__Set task__: Write out every entry, unchanged. Skip any picture.

'''

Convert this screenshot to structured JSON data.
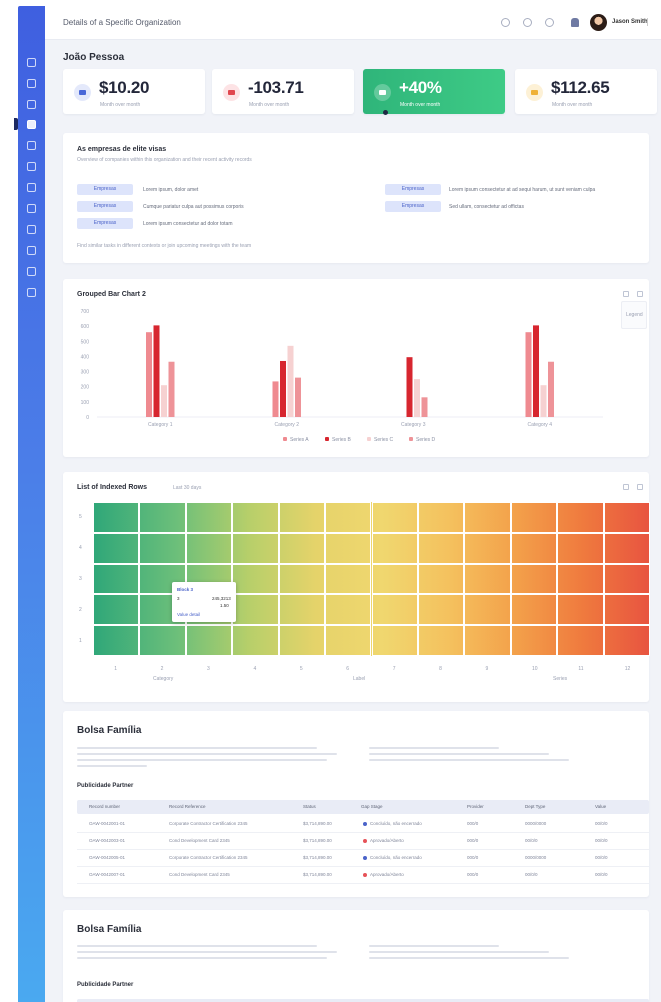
{
  "app": {
    "title": "Details of a Specific Organization",
    "user_name": "Jason Smith"
  },
  "page": {
    "title": "João Pessoa"
  },
  "kpis": [
    {
      "value": "$10.20",
      "label": "Month over month",
      "color": "#4a68d8",
      "bg": "#e4e9fb"
    },
    {
      "value": "-103.71",
      "label": "Month over month",
      "color": "#e0474f",
      "bg": "#fde3e5"
    },
    {
      "value": "+40%",
      "label": "Month over month",
      "color": "#ffffff",
      "bg": "#5ed59c"
    },
    {
      "value": "$112.65",
      "label": "Month over month",
      "color": "#efb136",
      "bg": "#fdf1d6"
    }
  ],
  "panel1": {
    "title": "As empresas de elite visas",
    "subtitle": "Overview of companies within this organization and their recent activity records",
    "chips": [
      {
        "label": "Empresas",
        "text": "Lorem ipsum, dolor amet"
      },
      {
        "label": "Empresas",
        "text": "Cumque pariatur culpa aut possimus corporis"
      },
      {
        "label": "Empresas",
        "text": "Lorem ipsum consectetur ad dolor totam"
      },
      {
        "label": "Empresas",
        "text": "Lorem ipsum consectetur at ad sequi harum, ut sunt veniam culpa"
      },
      {
        "label": "Empresas",
        "text": "Sed ullam, consectetur ad offictas"
      }
    ],
    "footer": "Find similar tasks in different contexts or join upcoming meetings with the team"
  },
  "bar_panel": {
    "title": "Grouped Bar Chart 2",
    "side_label": "Legend"
  },
  "chart_data": {
    "type": "bar",
    "title": "Grouped Bar Chart 2",
    "categories": [
      "Category 1",
      "Category 2",
      "Category 3",
      "Category 4"
    ],
    "yticks": [
      "0",
      "100",
      "200",
      "300",
      "400",
      "500",
      "600",
      "700"
    ],
    "ylim": [
      0,
      700
    ],
    "series": [
      {
        "name": "Series A",
        "color": "#ef8a90",
        "values": [
          560,
          235,
          0,
          560
        ]
      },
      {
        "name": "Series B",
        "color": "#d7262f",
        "values": [
          605,
          370,
          395,
          605
        ]
      },
      {
        "name": "Series C",
        "color": "#f6d1d1",
        "values": [
          210,
          470,
          250,
          210
        ]
      },
      {
        "name": "Series D",
        "color": "#ee9398",
        "values": [
          365,
          260,
          130,
          365
        ]
      }
    ],
    "legend_position": "bottom",
    "grid": false
  },
  "heat_panel": {
    "title": "List of Indexed Rows",
    "chip": "Last 30 days",
    "y_labels": [
      "5",
      "4",
      "3",
      "2",
      "1"
    ],
    "x_labels": [
      "1",
      "2",
      "3",
      "4",
      "5",
      "6",
      "7",
      "8",
      "9",
      "10",
      "11",
      "12"
    ],
    "x_group_labels": [
      "Category",
      "Label",
      "Series"
    ],
    "tooltip": {
      "title": "Block 3",
      "row1_label": "3",
      "row1_value": "245,3213",
      "row2_label": "",
      "row2_value": "1.50",
      "foot": "Value detail"
    }
  },
  "bolsa": {
    "title": "Bolsa Família",
    "subtitle": "Publicidade Partner",
    "columns": [
      "Record number",
      "Record Reference",
      "Status",
      "Gap Stage",
      "Provider",
      "Dept Type",
      "Value"
    ],
    "rows": [
      {
        "id": "OAW-0042001-01",
        "ref": "Corporate Contractor Certification 2345",
        "amount": "$3,714,890.00",
        "status": "Concluído, não encerrado",
        "dot": "#4b63c9",
        "c1": "000/0",
        "c2": "0000/0000",
        "c3": "00/0/0"
      },
      {
        "id": "OAW-0042003-01",
        "ref": "Cond Development Card 2345",
        "amount": "$3,714,890.00",
        "status": "Aprovado/Aberto",
        "dot": "#e65258",
        "c1": "000/0",
        "c2": "00/0/0",
        "c3": "00/0/0"
      },
      {
        "id": "OAW-0042005-01",
        "ref": "Corporate Contractor Certification 2345",
        "amount": "$3,714,890.00",
        "status": "Concluído, não encerrado",
        "dot": "#4b63c9",
        "c1": "000/0",
        "c2": "0000/0000",
        "c3": "00/0/0"
      },
      {
        "id": "OAW-0042007-01",
        "ref": "Cond Development Card 2345",
        "amount": "$3,714,890.00",
        "status": "Aprovado/Aberto",
        "dot": "#e65258",
        "c1": "000/0",
        "c2": "00/0/0",
        "c3": "00/0/0"
      }
    ]
  },
  "bolsa2": {
    "title": "Bolsa Família",
    "subtitle": "Publicidade Partner"
  }
}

'''

__Finished exercise__:
Convert this screenshot to structured JSON data.
{
  "app": {
    "title": "Details of a Specific Organization",
    "user_name": "Jason Smith"
  },
  "page": {
    "title": "João Pessoa"
  },
  "kpis": [
    {
      "value": "$10.20",
      "label": "Month over month",
      "color": "#4a68d8",
      "bg": "#e4e9fb"
    },
    {
      "value": "-103.71",
      "label": "Month over month",
      "color": "#e0474f",
      "bg": "#fde3e5"
    },
    {
      "value": "+40%",
      "label": "Month over month",
      "color": "#ffffff",
      "bg": "#5ed59c"
    },
    {
      "value": "$112.65",
      "label": "Month over month",
      "color": "#efb136",
      "bg": "#fdf1d6"
    }
  ],
  "panel1": {
    "title": "As empresas de elite visas",
    "subtitle": "Overview of companies within this organization and their recent activity records",
    "chips": [
      {
        "label": "Empresas",
        "text": "Lorem ipsum, dolor amet"
      },
      {
        "label": "Empresas",
        "text": "Cumque pariatur culpa aut possimus corporis"
      },
      {
        "label": "Empresas",
        "text": "Lorem ipsum consectetur ad dolor totam"
      },
      {
        "label": "Empresas",
        "text": "Lorem ipsum consectetur at ad sequi harum, ut sunt veniam culpa"
      },
      {
        "label": "Empresas",
        "text": "Sed ullam, consectetur ad offictas"
      }
    ],
    "footer": "Find similar tasks in different contexts or join upcoming meetings with the team"
  },
  "bar_panel": {
    "title": "Grouped Bar Chart 2",
    "side_label": "Legend"
  },
  "chart_data": {
    "type": "bar",
    "title": "Grouped Bar Chart 2",
    "categories": [
      "Category 1",
      "Category 2",
      "Category 3",
      "Category 4"
    ],
    "yticks": [
      "0",
      "100",
      "200",
      "300",
      "400",
      "500",
      "600",
      "700"
    ],
    "ylim": [
      0,
      700
    ],
    "series": [
      {
        "name": "Series A",
        "color": "#ef8a90",
        "values": [
          560,
          235,
          0,
          560
        ]
      },
      {
        "name": "Series B",
        "color": "#d7262f",
        "values": [
          605,
          370,
          395,
          605
        ]
      },
      {
        "name": "Series C",
        "color": "#f6d1d1",
        "values": [
          210,
          470,
          250,
          210
        ]
      },
      {
        "name": "Series D",
        "color": "#ee9398",
        "values": [
          365,
          260,
          130,
          365
        ]
      }
    ],
    "legend_position": "bottom",
    "grid": false
  },
  "heat_panel": {
    "title": "List of Indexed Rows",
    "chip": "Last 30 days",
    "y_labels": [
      "5",
      "4",
      "3",
      "2",
      "1"
    ],
    "x_labels": [
      "1",
      "2",
      "3",
      "4",
      "5",
      "6",
      "7",
      "8",
      "9",
      "10",
      "11",
      "12"
    ],
    "x_group_labels": [
      "Category",
      "Label",
      "Series"
    ],
    "tooltip": {
      "title": "Block 3",
      "row1_label": "3",
      "row1_value": "245,3213",
      "row2_label": "",
      "row2_value": "1.50",
      "foot": "Value detail"
    }
  },
  "bolsa": {
    "title": "Bolsa Família",
    "subtitle": "Publicidade Partner",
    "columns": [
      "Record number",
      "Record Reference",
      "Status",
      "Gap Stage",
      "Provider",
      "Dept Type",
      "Value"
    ],
    "rows": [
      {
        "id": "OAW-0042001-01",
        "ref": "Corporate Contractor Certification 2345",
        "amount": "$3,714,890.00",
        "status": "Concluído, não encerrado",
        "dot": "#4b63c9",
        "c1": "000/0",
        "c2": "0000/0000",
        "c3": "00/0/0"
      },
      {
        "id": "OAW-0042003-01",
        "ref": "Cond Development Card 2345",
        "amount": "$3,714,890.00",
        "status": "Aprovado/Aberto",
        "dot": "#e65258",
        "c1": "000/0",
        "c2": "00/0/0",
        "c3": "00/0/0"
      },
      {
        "id": "OAW-0042005-01",
        "ref": "Corporate Contractor Certification 2345",
        "amount": "$3,714,890.00",
        "status": "Concluído, não encerrado",
        "dot": "#4b63c9",
        "c1": "000/0",
        "c2": "0000/0000",
        "c3": "00/0/0"
      },
      {
        "id": "OAW-0042007-01",
        "ref": "Cond Development Card 2345",
        "amount": "$3,714,890.00",
        "status": "Aprovado/Aberto",
        "dot": "#e65258",
        "c1": "000/0",
        "c2": "00/0/0",
        "c3": "00/0/0"
      }
    ]
  },
  "bolsa2": {
    "title": "Bolsa Família",
    "subtitle": "Publicidade Partner"
  }
}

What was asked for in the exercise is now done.